BRIEF.
Output all lines exactly.

....

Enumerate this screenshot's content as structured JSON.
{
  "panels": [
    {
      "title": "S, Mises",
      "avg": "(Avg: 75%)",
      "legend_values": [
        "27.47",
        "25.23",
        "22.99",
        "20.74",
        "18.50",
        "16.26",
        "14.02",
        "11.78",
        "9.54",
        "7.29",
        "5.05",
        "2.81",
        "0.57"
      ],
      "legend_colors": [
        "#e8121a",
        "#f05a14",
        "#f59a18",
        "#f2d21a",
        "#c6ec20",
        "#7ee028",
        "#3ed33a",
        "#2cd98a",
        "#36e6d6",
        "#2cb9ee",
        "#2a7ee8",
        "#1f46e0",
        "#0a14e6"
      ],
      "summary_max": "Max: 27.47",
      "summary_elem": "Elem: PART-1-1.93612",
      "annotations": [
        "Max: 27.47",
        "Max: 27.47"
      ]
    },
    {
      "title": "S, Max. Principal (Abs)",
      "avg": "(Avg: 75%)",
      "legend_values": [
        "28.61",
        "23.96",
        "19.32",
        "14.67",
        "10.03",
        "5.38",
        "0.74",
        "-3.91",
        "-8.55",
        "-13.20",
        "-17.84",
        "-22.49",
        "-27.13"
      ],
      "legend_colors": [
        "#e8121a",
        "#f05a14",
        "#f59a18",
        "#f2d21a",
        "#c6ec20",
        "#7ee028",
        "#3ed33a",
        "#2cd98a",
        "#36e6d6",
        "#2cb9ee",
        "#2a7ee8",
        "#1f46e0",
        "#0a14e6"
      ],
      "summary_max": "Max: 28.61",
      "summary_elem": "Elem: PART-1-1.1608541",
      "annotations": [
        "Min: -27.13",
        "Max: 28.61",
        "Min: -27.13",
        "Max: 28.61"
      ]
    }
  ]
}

....

RESULT OF THE TASK.
Enumerate this screenshot's content as structured JSON.
{
  "panels": [
    {
      "title": "S, Mises",
      "avg": "(Avg: 75%)",
      "legend_values": [
        "27.47",
        "25.23",
        "22.99",
        "20.74",
        "18.50",
        "16.26",
        "14.02",
        "11.78",
        "9.54",
        "7.29",
        "5.05",
        "2.81",
        "0.57"
      ],
      "legend_colors": [
        "#e8121a",
        "#f05a14",
        "#f59a18",
        "#f2d21a",
        "#c6ec20",
        "#7ee028",
        "#3ed33a",
        "#2cd98a",
        "#36e6d6",
        "#2cb9ee",
        "#2a7ee8",
        "#1f46e0",
        "#0a14e6"
      ],
      "summary_max": "Max: 27.47",
      "summary_elem": "Elem: PART-1-1.93612",
      "annotations": [
        "Max: 27.47",
        "Max: 27.47"
      ]
    },
    {
      "title": "S, Max. Principal (Abs)",
      "avg": "(Avg: 75%)",
      "legend_values": [
        "28.61",
        "23.96",
        "19.32",
        "14.67",
        "10.03",
        "5.38",
        "0.74",
        "-3.91",
        "-8.55",
        "-13.20",
        "-17.84",
        "-22.49",
        "-27.13"
      ],
      "legend_colors": [
        "#e8121a",
        "#f05a14",
        "#f59a18",
        "#f2d21a",
        "#c6ec20",
        "#7ee028",
        "#3ed33a",
        "#2cd98a",
        "#36e6d6",
        "#2cb9ee",
        "#2a7ee8",
        "#1f46e0",
        "#0a14e6"
      ],
      "summary_max": "Max: 28.61",
      "summary_elem": "Elem: PART-1-1.1608541",
      "annotations": [
        "Min: -27.13",
        "Max: 28.61",
        "Min: -27.13",
        "Max: 28.61"
      ]
    }
  ]
}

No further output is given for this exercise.